* Your goal
Extract from the listing each line in which the word "value" appears.

* Extracted entries
'''

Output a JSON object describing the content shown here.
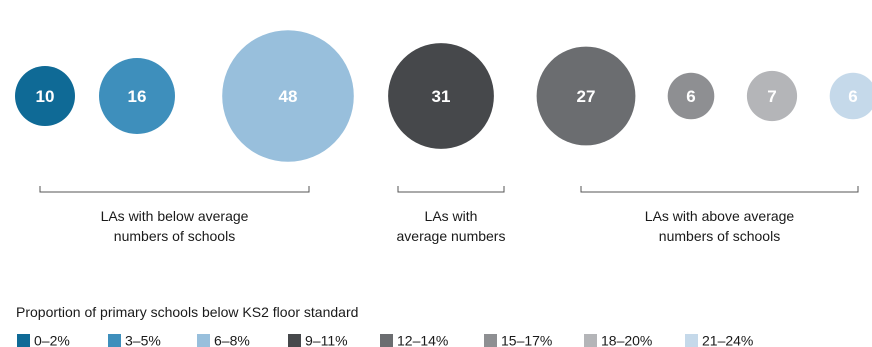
{
  "chart_data": {
    "type": "bubble",
    "bubbles": [
      {
        "value": 10,
        "category": "0–2%",
        "color": "#0f6a96"
      },
      {
        "value": 16,
        "category": "3–5%",
        "color": "#3e8fbc"
      },
      {
        "value": 48,
        "category": "6–8%",
        "color": "#98bfdc"
      },
      {
        "value": 31,
        "category": "9–11%",
        "color": "#46484b"
      },
      {
        "value": 27,
        "category": "12–14%",
        "color": "#6b6d70"
      },
      {
        "value": 6,
        "category": "15–17%",
        "color": "#8e8f92"
      },
      {
        "value": 7,
        "category": "18–20%",
        "color": "#b4b5b8"
      },
      {
        "value": 6,
        "category": "21–24%",
        "color": "#c5d9ea"
      }
    ],
    "groups": [
      {
        "label_lines": [
          "LAs with below average",
          "numbers of schools"
        ],
        "bubble_indices": [
          0,
          1,
          2
        ]
      },
      {
        "label_lines": [
          "LAs with",
          "average numbers"
        ],
        "bubble_indices": [
          3
        ]
      },
      {
        "label_lines": [
          "LAs with above average",
          "numbers of schools"
        ],
        "bubble_indices": [
          4,
          5,
          6,
          7
        ]
      }
    ],
    "legend": {
      "title": "Proportion of primary schools below KS2 floor standard",
      "items": [
        {
          "label": "0–2%",
          "color": "#0f6a96"
        },
        {
          "label": "3–5%",
          "color": "#3e8fbc"
        },
        {
          "label": "6–8%",
          "color": "#98bfdc"
        },
        {
          "label": "9–11%",
          "color": "#46484b"
        },
        {
          "label": "12–14%",
          "color": "#6b6d70"
        },
        {
          "label": "15–17%",
          "color": "#8e8f92"
        },
        {
          "label": "18–20%",
          "color": "#b4b5b8"
        },
        {
          "label": "21–24%",
          "color": "#c5d9ea"
        }
      ]
    }
  }
}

'''

* Finished exercise
        "value": 10,
        "value": 16,
        "value": 48,
        "value": 31,
        "value": 27,
        "value": 6,
        "value": 7,
        "value": 6,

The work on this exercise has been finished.